**Records:**
---
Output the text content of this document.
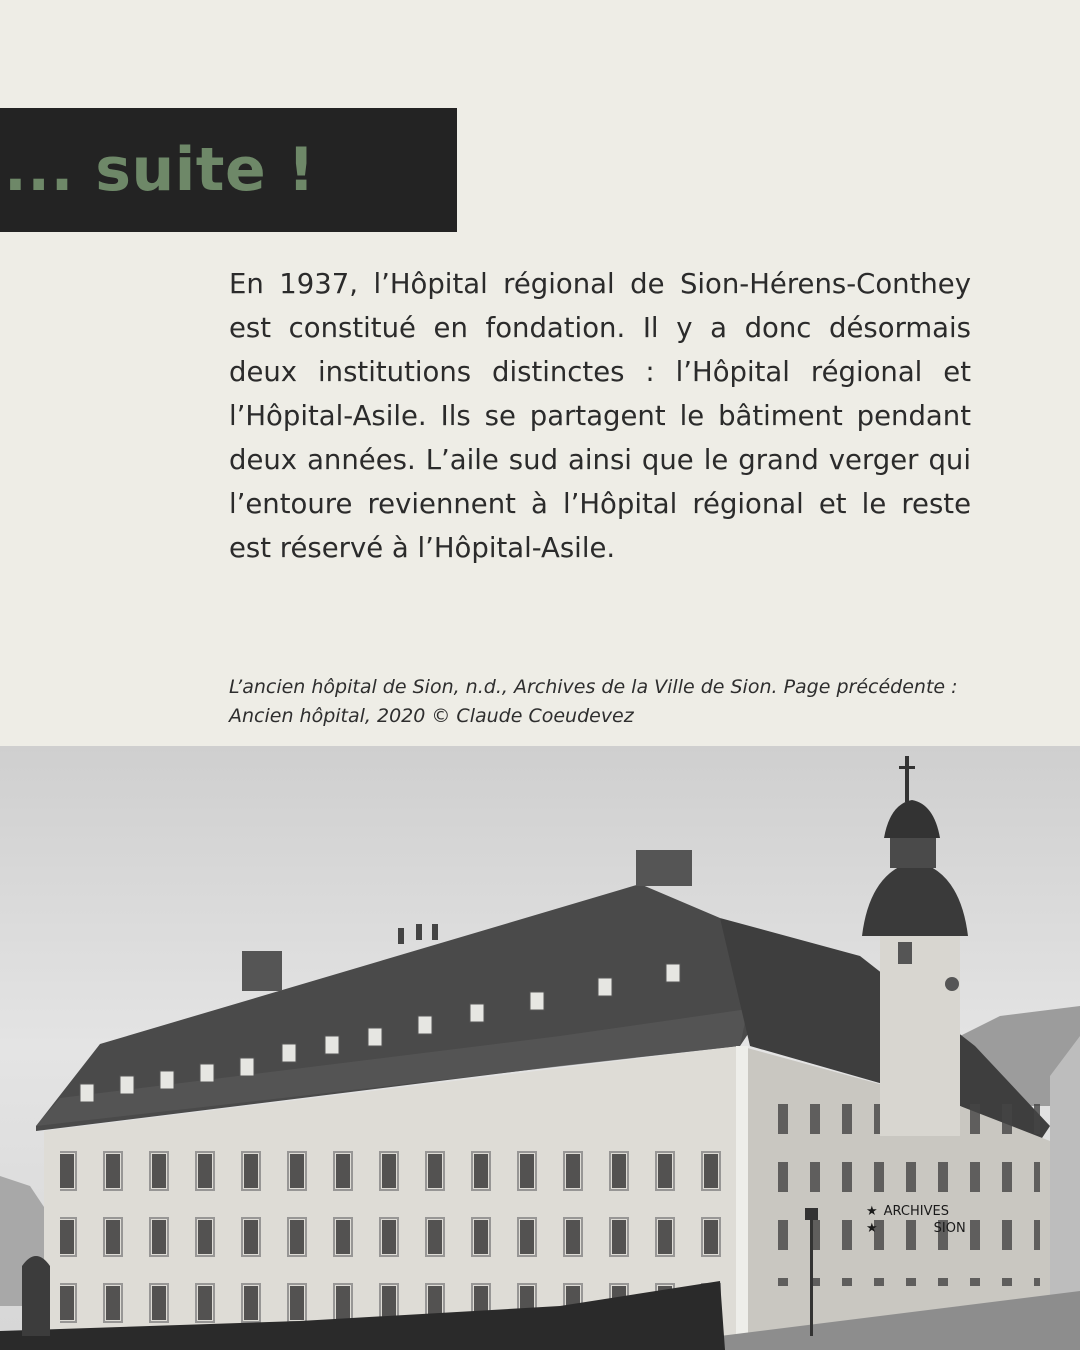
... suite !

En 1937, l’Hôpital régional de Sion-Hérens-Conthey est constitué en fondation. Il y a donc désormais deux institutions distinctes : l’Hôpital régional et l’Hôpital-Asile. Ils se partagent le bâtiment pendant deux années. L’aile sud ainsi que le grand verger qui l’entoure reviennent à l’Hôpital régional et le reste est réservé à l’Hôpital-Asile.

L’ancien hôpital de Sion, n.d., Archives de la Ville de Sion. Page précédente :
Ancien hôpital, 2020 © Claude Coeudevez

★ ARCHIVES
★	SION
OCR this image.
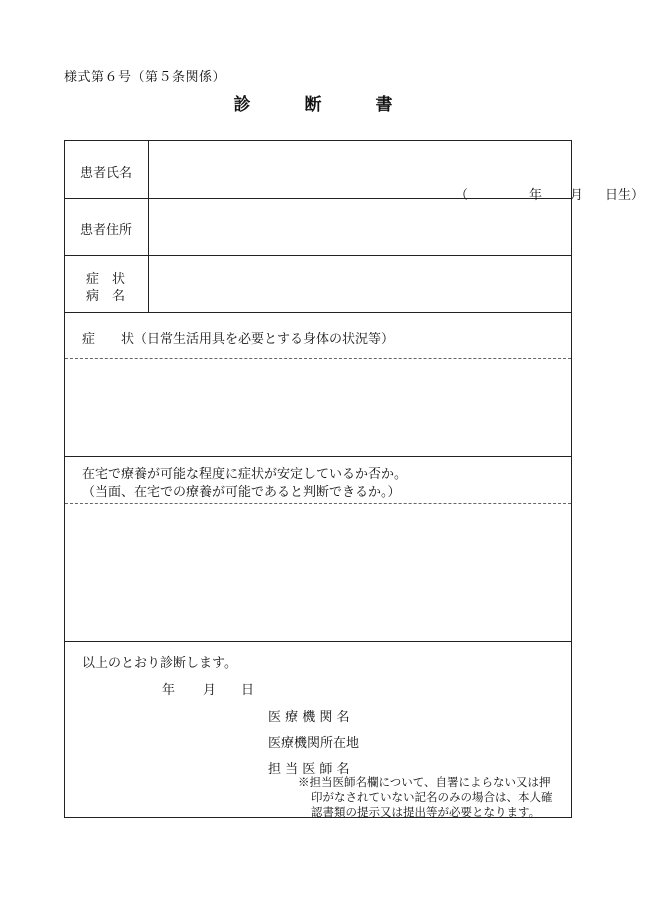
様式第６号（第５条関係）
診	断	書
患者氏名
（	年 月 日生）
患者住所
症　状
病　名
症　　状（日常生活用具を必要とする身体の状況等）
在宅で療養が可能な程度に症状が安定しているか否か。
（当面、在宅での療養が可能であると判断できるか。）
以上のとおり診断します。
年 月 日
医 療 機 関 名
医療機関所在地
担 当 医 師 名
※担当医師名欄について、自署によらない又は押
印がなされていない記名のみの場合は、本人確
認書類の提示又は提出等が必要となります。
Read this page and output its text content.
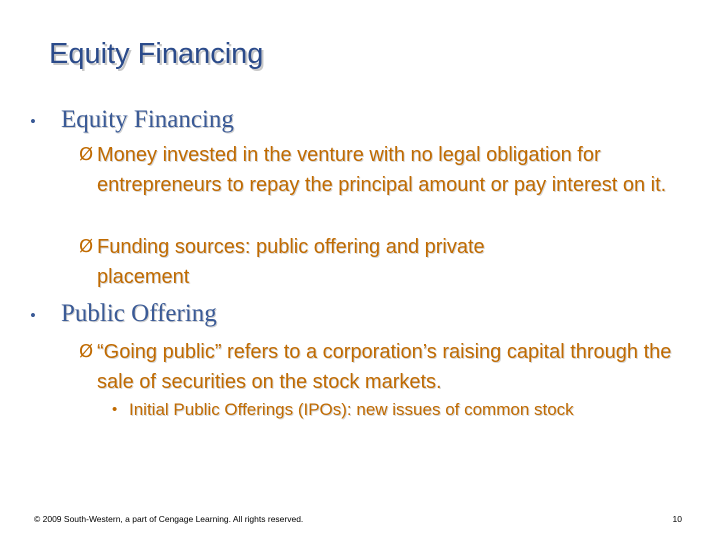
Equity Financing
• Equity Financing
Ø Money invested in the venture with no legal obligation for entrepreneurs to repay the principal amount or pay interest on it.
Ø Funding sources: public offering and private placement
• Public Offering
Ø “Going public” refers to a corporation’s raising capital through the sale of securities on the stock markets.
• Initial Public Offerings (IPOs): new issues of common stock
© 2009 South-Western, a part of Cengage Learning. All rights reserved.	10
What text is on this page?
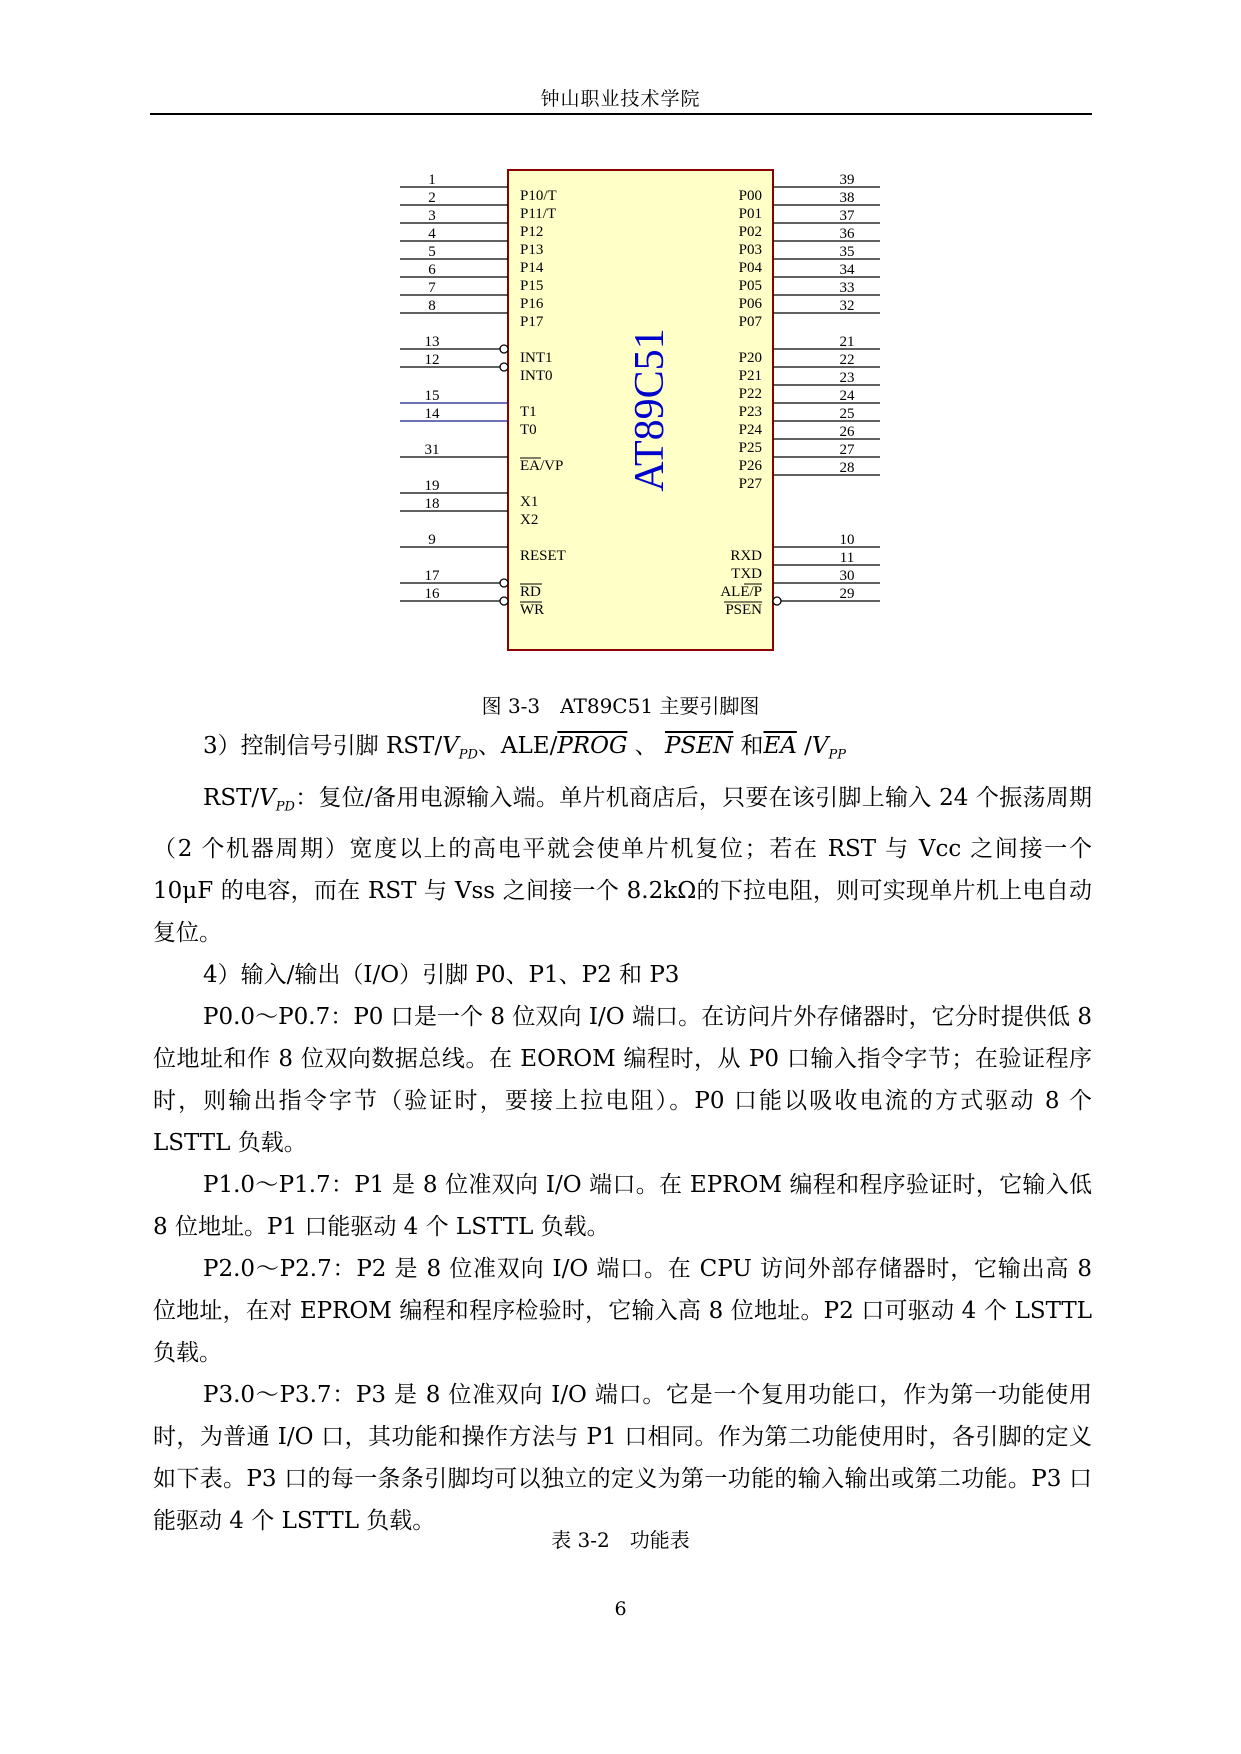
钟山职业技术学院
AT89C51
1
P10/T
2
P11/T
3
P12
4
P13
5
P14
6
P15
7
P16
8
P17
13
INT1
12
INT0
15
T1
14
T0
31
EA/VP
19
X1
18
X2
9
RESET
17
RD
16
WR
39
P00	38
P01	37
P02	36
P03	35
P04	34
P05	33
P06	32
P07
21
P20	22
P21	23
P22	24
P23	25
P24	26
P25	27
P26	28
P27
10
RXD	11
TXD	30
ALE/P	29
PSEN
图 3-3　AT89C51 主要引脚图

3）控制信号引脚 RST/$V_{PD}$、ALE/PROG 、 PSEN 和$\overline{EA}$ $/V_{PP}$

RST/$V_{PD}$：复位/备用电源输入端。单片机商店后，只要在该引脚上输入 24 个振荡周期（2 个机器周期）宽度以上的高电平就会使单片机复位；若在 RST 与 Vcc 之间接一个 10μF 的电容，而在 RST 与 Vss 之间接一个 8.2kΩ的下拉电阻，则可实现单片机上电自动复位。

4）输入/输出（I/O）引脚 P0、P1、P2 和 P3

P0.0～P0.7：P0 口是一个 8 位双向 I/O 端口。在访问片外存储器时，它分时提供低 8 位地址和作 8 位双向数据总线。在 EOROM 编程时，从 P0 口输入指令字节；在验证程序时，则输出指令字节（验证时，要接上拉电阻）。P0 口能以吸收电流的方式驱动 8 个 LSTTL 负载。

P1.0～P1.7：P1 是 8 位准双向 I/O 端口。在 EPROM 编程和程序验证时，它输入低 8 位地址。P1 口能驱动 4 个 LSTTL 负载。

P2.0～P2.7：P2 是 8 位准双向 I/O 端口。在 CPU 访问外部存储器时，它输出高 8 位地址，在对 EPROM 编程和程序检验时，它输入高 8 位地址。P2 口可驱动 4 个 LSTTL 负载。

P3.0～P3.7：P3 是 8 位准双向 I/O 端口。它是一个复用功能口，作为第一功能使用时，为普通 I/O 口，其功能和操作方法与 P1 口相同。作为第二功能使用时，各引脚的定义如下表。P3 口的每一条条引脚均可以独立的定义为第一功能的输入输出或第二功能。P3 口能驱动 4 个 LSTTL 负载。

表 3-2　功能表
6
---
**Set exercise:** Collect every line above that contains the word "PSEN".

**Worked answer:**
PSEN
3）控制信号引脚 RST/$V_{PD}$、ALE/PROG 、 PSEN 和$\overline{EA}$ $/V_{PP}$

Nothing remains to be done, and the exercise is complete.